[Data entries]
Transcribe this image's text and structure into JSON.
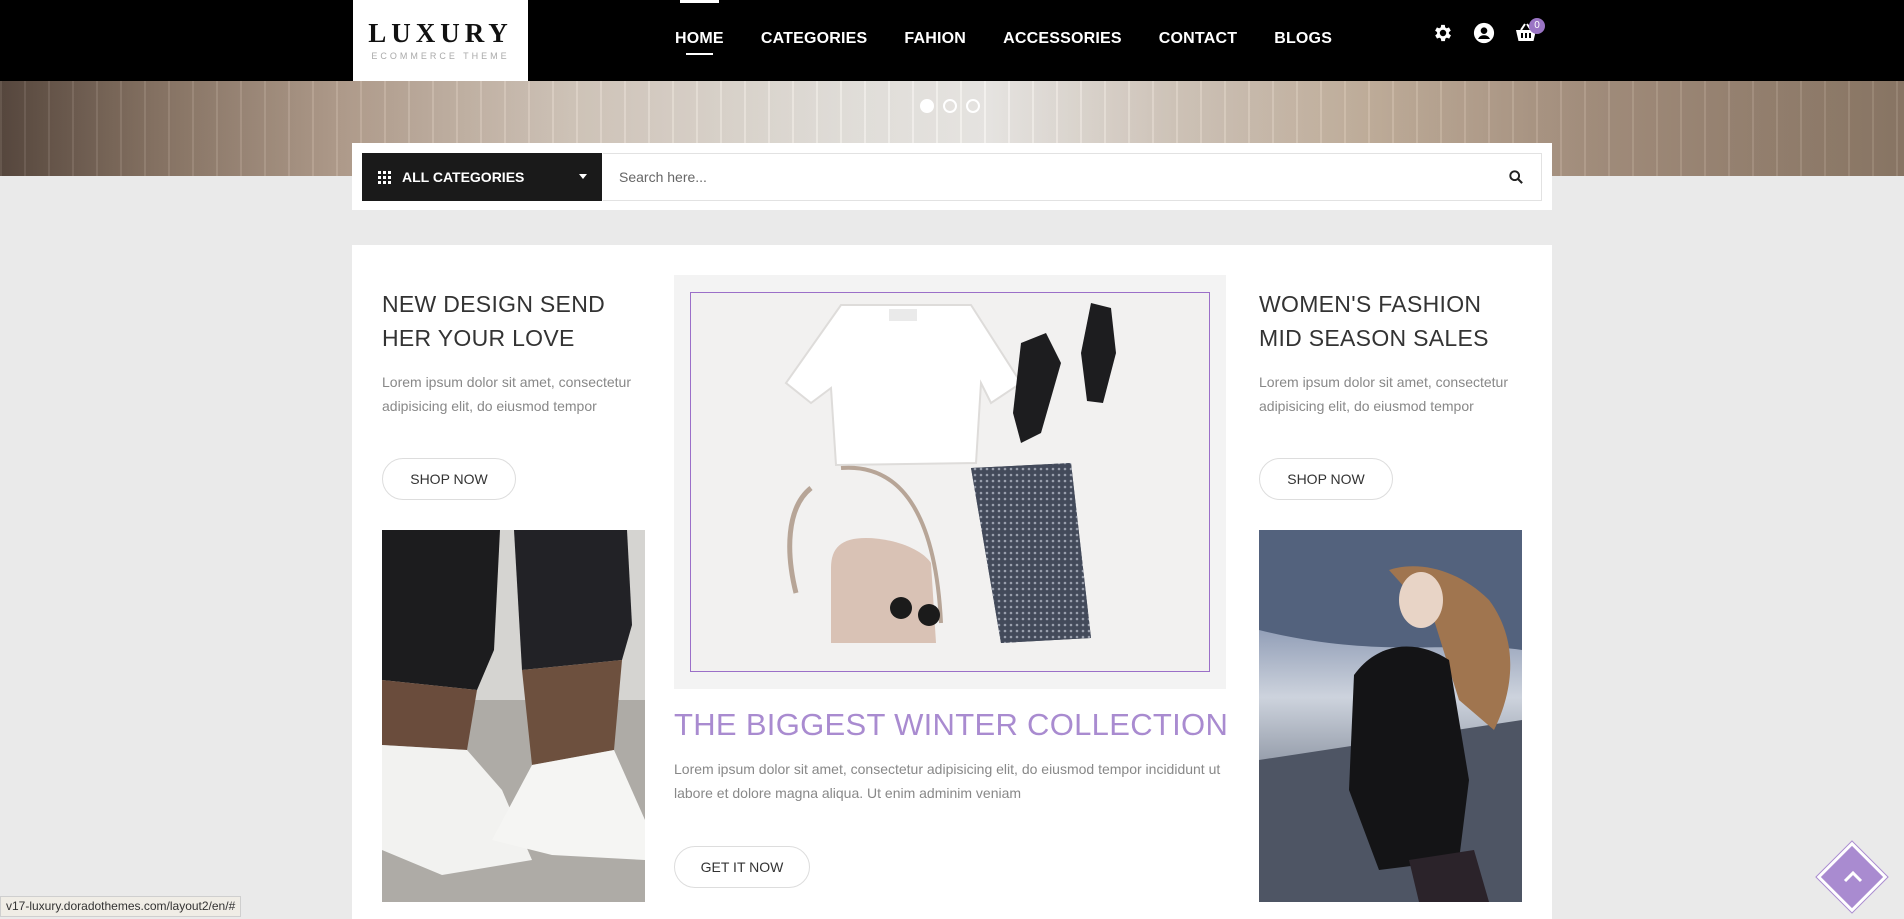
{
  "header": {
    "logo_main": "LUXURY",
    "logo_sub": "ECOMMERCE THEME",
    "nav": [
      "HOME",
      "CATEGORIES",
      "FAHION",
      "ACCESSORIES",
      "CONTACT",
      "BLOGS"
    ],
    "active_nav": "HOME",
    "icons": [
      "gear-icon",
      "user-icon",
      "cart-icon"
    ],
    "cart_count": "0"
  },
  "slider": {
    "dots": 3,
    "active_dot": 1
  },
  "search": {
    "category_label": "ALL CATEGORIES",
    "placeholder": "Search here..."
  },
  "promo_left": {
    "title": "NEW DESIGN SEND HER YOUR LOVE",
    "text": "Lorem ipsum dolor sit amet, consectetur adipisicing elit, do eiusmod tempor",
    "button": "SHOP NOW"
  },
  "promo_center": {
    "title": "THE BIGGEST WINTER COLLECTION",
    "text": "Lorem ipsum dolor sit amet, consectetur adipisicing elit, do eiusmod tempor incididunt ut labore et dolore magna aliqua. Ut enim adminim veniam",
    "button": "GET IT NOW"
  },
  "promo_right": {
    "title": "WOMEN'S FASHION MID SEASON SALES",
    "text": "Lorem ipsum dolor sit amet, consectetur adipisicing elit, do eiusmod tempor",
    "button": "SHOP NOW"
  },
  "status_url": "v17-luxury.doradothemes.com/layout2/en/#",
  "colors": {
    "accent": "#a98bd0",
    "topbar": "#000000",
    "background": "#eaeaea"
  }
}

▸ **YOUR OBJECTIVE**
Extract lines where the string "text" occurs.

▸ **FULL OUTPUT**
Transcribe this image's text and structure into JSON.
    "text": "Lorem ipsum dolor sit amet, consectetur adipisicing elit, do eiusmod tempor",
    "text": "Lorem ipsum dolor sit amet, consectetur adipisicing elit, do eiusmod tempor incididunt ut labore et dolore magna aliqua. Ut enim adminim veniam",
    "text": "Lorem ipsum dolor sit amet, consectetur adipisicing elit, do eiusmod tempor",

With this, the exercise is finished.